*Task goal*:
No images are to be carried over; print all other material exactly as it stands.

** START **

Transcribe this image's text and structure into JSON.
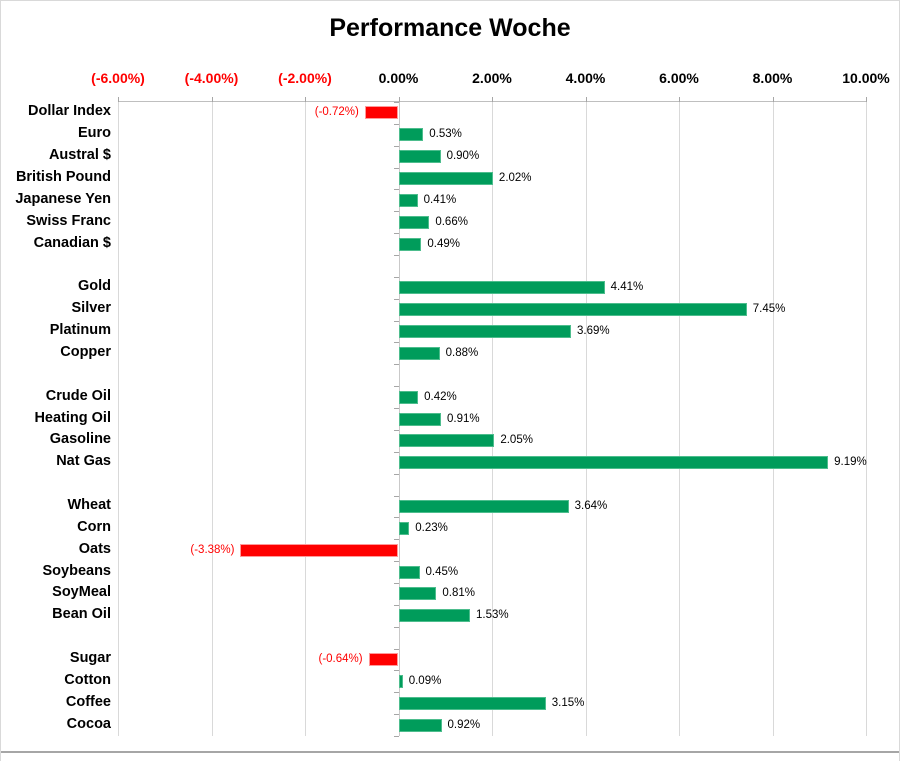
{
  "title": "Performance Woche",
  "chart_data": {
    "type": "bar",
    "orientation": "horizontal",
    "title": "Performance Woche",
    "value_labels_shown": true,
    "grid": true,
    "x_axis": {
      "min": -6,
      "max": 10,
      "step": 2,
      "unit": "%",
      "tick_labels": [
        "(-6.00%)",
        "(-4.00%)",
        "(-2.00%)",
        "0.00%",
        "2.00%",
        "4.00%",
        "6.00%",
        "8.00%",
        "10.00%"
      ],
      "tick_label_negative_indices": [
        0,
        1,
        2
      ]
    },
    "rows": [
      {
        "label": "Dollar Index",
        "value": -0.72,
        "display": "(-0.72%)"
      },
      {
        "label": "Euro",
        "value": 0.53,
        "display": "0.53%"
      },
      {
        "label": "Austral $",
        "value": 0.9,
        "display": "0.90%"
      },
      {
        "label": "British Pound",
        "value": 2.02,
        "display": "2.02%"
      },
      {
        "label": "Japanese Yen",
        "value": 0.41,
        "display": "0.41%"
      },
      {
        "label": "Swiss Franc",
        "value": 0.66,
        "display": "0.66%"
      },
      {
        "label": "Canadian $",
        "value": 0.49,
        "display": "0.49%"
      },
      {
        "label": "",
        "value": null,
        "display": ""
      },
      {
        "label": "Gold",
        "value": 4.41,
        "display": "4.41%"
      },
      {
        "label": "Silver",
        "value": 7.45,
        "display": "7.45%"
      },
      {
        "label": "Platinum",
        "value": 3.69,
        "display": "3.69%"
      },
      {
        "label": "Copper",
        "value": 0.88,
        "display": "0.88%"
      },
      {
        "label": "",
        "value": null,
        "display": ""
      },
      {
        "label": "Crude Oil",
        "value": 0.42,
        "display": "0.42%"
      },
      {
        "label": "Heating Oil",
        "value": 0.91,
        "display": "0.91%"
      },
      {
        "label": "Gasoline",
        "value": 2.05,
        "display": "2.05%"
      },
      {
        "label": "Nat Gas",
        "value": 9.19,
        "display": "9.19%"
      },
      {
        "label": "",
        "value": null,
        "display": ""
      },
      {
        "label": "Wheat",
        "value": 3.64,
        "display": "3.64%"
      },
      {
        "label": "Corn",
        "value": 0.23,
        "display": "0.23%"
      },
      {
        "label": "Oats",
        "value": -3.38,
        "display": "(-3.38%)"
      },
      {
        "label": "Soybeans",
        "value": 0.45,
        "display": "0.45%"
      },
      {
        "label": "SoyMeal",
        "value": 0.81,
        "display": "0.81%"
      },
      {
        "label": "Bean Oil",
        "value": 1.53,
        "display": "1.53%"
      },
      {
        "label": "",
        "value": null,
        "display": ""
      },
      {
        "label": "Sugar",
        "value": -0.64,
        "display": "(-0.64%)"
      },
      {
        "label": "Cotton",
        "value": 0.09,
        "display": "0.09%"
      },
      {
        "label": "Coffee",
        "value": 3.15,
        "display": "3.15%"
      },
      {
        "label": "Cocoa",
        "value": 0.92,
        "display": "0.92%"
      }
    ],
    "colors": {
      "positive_bar": "#009c5b",
      "negative_bar": "#ff0000",
      "negative_text": "#ff0000",
      "positive_text": "#000000",
      "gridline": "#d9d9d9",
      "axis_tick": "#a6a6a6"
    }
  }
}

** END **

*Expected output*:
Transcribe this image's text and structure into JSON.
{
  "title": "Performance Woche",
  "chart_data": {
    "type": "bar",
    "orientation": "horizontal",
    "title": "Performance Woche",
    "value_labels_shown": true,
    "grid": true,
    "x_axis": {
      "min": -6,
      "max": 10,
      "step": 2,
      "unit": "%",
      "tick_labels": [
        "(-6.00%)",
        "(-4.00%)",
        "(-2.00%)",
        "0.00%",
        "2.00%",
        "4.00%",
        "6.00%",
        "8.00%",
        "10.00%"
      ],
      "tick_label_negative_indices": [
        0,
        1,
        2
      ]
    },
    "rows": [
      {
        "label": "Dollar Index",
        "value": -0.72,
        "display": "(-0.72%)"
      },
      {
        "label": "Euro",
        "value": 0.53,
        "display": "0.53%"
      },
      {
        "label": "Austral $",
        "value": 0.9,
        "display": "0.90%"
      },
      {
        "label": "British Pound",
        "value": 2.02,
        "display": "2.02%"
      },
      {
        "label": "Japanese Yen",
        "value": 0.41,
        "display": "0.41%"
      },
      {
        "label": "Swiss Franc",
        "value": 0.66,
        "display": "0.66%"
      },
      {
        "label": "Canadian $",
        "value": 0.49,
        "display": "0.49%"
      },
      {
        "label": "",
        "value": null,
        "display": ""
      },
      {
        "label": "Gold",
        "value": 4.41,
        "display": "4.41%"
      },
      {
        "label": "Silver",
        "value": 7.45,
        "display": "7.45%"
      },
      {
        "label": "Platinum",
        "value": 3.69,
        "display": "3.69%"
      },
      {
        "label": "Copper",
        "value": 0.88,
        "display": "0.88%"
      },
      {
        "label": "",
        "value": null,
        "display": ""
      },
      {
        "label": "Crude Oil",
        "value": 0.42,
        "display": "0.42%"
      },
      {
        "label": "Heating Oil",
        "value": 0.91,
        "display": "0.91%"
      },
      {
        "label": "Gasoline",
        "value": 2.05,
        "display": "2.05%"
      },
      {
        "label": "Nat Gas",
        "value": 9.19,
        "display": "9.19%"
      },
      {
        "label": "",
        "value": null,
        "display": ""
      },
      {
        "label": "Wheat",
        "value": 3.64,
        "display": "3.64%"
      },
      {
        "label": "Corn",
        "value": 0.23,
        "display": "0.23%"
      },
      {
        "label": "Oats",
        "value": -3.38,
        "display": "(-3.38%)"
      },
      {
        "label": "Soybeans",
        "value": 0.45,
        "display": "0.45%"
      },
      {
        "label": "SoyMeal",
        "value": 0.81,
        "display": "0.81%"
      },
      {
        "label": "Bean Oil",
        "value": 1.53,
        "display": "1.53%"
      },
      {
        "label": "",
        "value": null,
        "display": ""
      },
      {
        "label": "Sugar",
        "value": -0.64,
        "display": "(-0.64%)"
      },
      {
        "label": "Cotton",
        "value": 0.09,
        "display": "0.09%"
      },
      {
        "label": "Coffee",
        "value": 3.15,
        "display": "3.15%"
      },
      {
        "label": "Cocoa",
        "value": 0.92,
        "display": "0.92%"
      }
    ],
    "colors": {
      "positive_bar": "#009c5b",
      "negative_bar": "#ff0000",
      "negative_text": "#ff0000",
      "positive_text": "#000000",
      "gridline": "#d9d9d9",
      "axis_tick": "#a6a6a6"
    }
  }
}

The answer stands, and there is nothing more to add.